- **What is required**
Scan the data. Collect each line that contains the word "text".

- **Records to process**
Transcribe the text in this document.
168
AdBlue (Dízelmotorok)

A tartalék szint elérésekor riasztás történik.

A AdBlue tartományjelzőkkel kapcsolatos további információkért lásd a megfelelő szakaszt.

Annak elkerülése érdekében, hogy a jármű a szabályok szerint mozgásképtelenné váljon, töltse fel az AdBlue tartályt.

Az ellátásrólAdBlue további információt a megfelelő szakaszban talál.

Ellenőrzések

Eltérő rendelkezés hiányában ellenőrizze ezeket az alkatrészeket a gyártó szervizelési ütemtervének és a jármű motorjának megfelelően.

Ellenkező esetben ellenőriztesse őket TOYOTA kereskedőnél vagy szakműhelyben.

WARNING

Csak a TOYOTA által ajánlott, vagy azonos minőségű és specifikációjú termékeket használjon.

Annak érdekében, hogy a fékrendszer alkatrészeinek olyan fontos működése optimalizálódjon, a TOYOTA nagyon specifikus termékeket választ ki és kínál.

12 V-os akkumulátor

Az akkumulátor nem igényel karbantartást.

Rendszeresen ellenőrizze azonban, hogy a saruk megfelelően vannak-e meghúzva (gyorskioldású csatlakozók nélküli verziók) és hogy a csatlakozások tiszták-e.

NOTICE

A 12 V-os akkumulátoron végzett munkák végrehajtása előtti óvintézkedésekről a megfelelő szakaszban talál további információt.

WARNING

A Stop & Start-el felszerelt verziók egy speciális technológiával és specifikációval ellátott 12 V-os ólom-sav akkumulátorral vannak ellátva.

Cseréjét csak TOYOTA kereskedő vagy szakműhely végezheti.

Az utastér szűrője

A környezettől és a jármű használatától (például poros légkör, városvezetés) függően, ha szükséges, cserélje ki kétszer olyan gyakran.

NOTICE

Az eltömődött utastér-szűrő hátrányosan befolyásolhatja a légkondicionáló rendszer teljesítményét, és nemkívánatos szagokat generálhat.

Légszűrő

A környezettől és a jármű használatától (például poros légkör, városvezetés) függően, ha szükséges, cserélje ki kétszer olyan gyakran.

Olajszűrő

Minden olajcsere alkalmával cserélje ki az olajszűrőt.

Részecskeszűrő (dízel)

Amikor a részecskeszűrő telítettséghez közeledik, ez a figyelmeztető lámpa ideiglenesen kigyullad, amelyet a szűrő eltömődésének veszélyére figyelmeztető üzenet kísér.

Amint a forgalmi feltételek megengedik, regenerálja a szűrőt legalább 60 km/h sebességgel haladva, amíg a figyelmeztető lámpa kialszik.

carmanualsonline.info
...
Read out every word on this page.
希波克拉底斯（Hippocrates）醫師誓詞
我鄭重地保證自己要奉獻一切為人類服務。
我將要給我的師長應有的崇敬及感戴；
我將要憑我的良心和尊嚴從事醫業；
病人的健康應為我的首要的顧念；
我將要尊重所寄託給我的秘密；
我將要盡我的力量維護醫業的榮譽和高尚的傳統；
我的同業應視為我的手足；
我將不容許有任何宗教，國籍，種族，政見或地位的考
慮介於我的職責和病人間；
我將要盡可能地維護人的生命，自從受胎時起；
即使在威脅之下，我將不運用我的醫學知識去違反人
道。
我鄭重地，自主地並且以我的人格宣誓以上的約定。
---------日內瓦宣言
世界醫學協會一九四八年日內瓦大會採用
--
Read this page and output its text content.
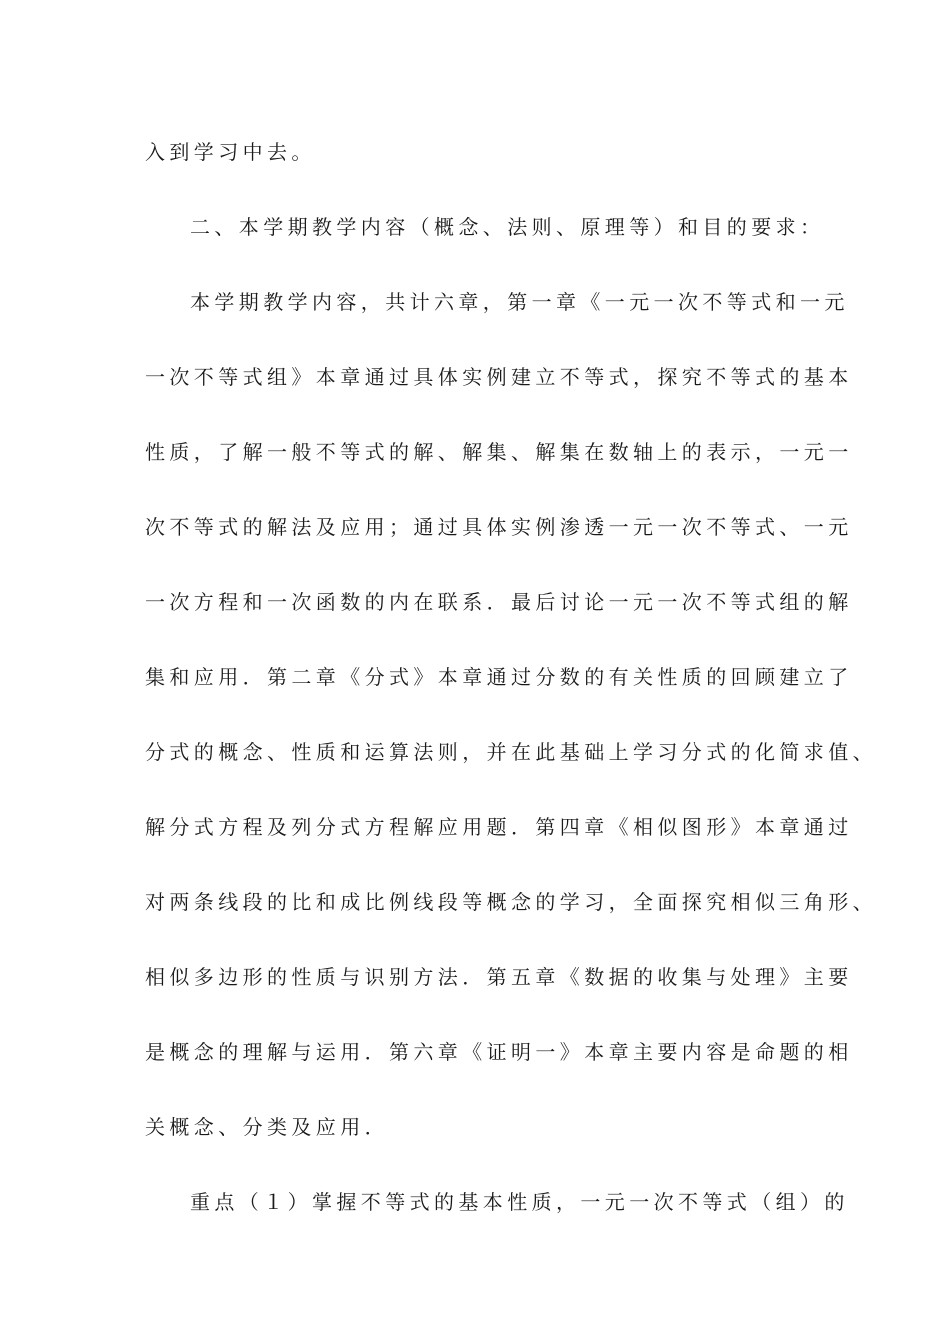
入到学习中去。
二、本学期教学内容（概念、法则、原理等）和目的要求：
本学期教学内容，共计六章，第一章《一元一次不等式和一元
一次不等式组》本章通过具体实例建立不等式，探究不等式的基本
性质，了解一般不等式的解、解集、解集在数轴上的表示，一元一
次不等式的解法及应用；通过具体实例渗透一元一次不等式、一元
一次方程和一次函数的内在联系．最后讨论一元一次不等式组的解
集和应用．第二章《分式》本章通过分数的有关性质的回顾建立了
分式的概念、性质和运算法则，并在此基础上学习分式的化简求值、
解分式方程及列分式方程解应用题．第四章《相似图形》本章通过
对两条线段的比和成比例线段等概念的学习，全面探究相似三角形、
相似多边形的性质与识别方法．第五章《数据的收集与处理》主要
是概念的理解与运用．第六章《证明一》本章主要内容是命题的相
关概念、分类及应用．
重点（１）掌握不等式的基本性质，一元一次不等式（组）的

- **Exercise result**
Transcribe the text in this document.
Read this page and output its text content.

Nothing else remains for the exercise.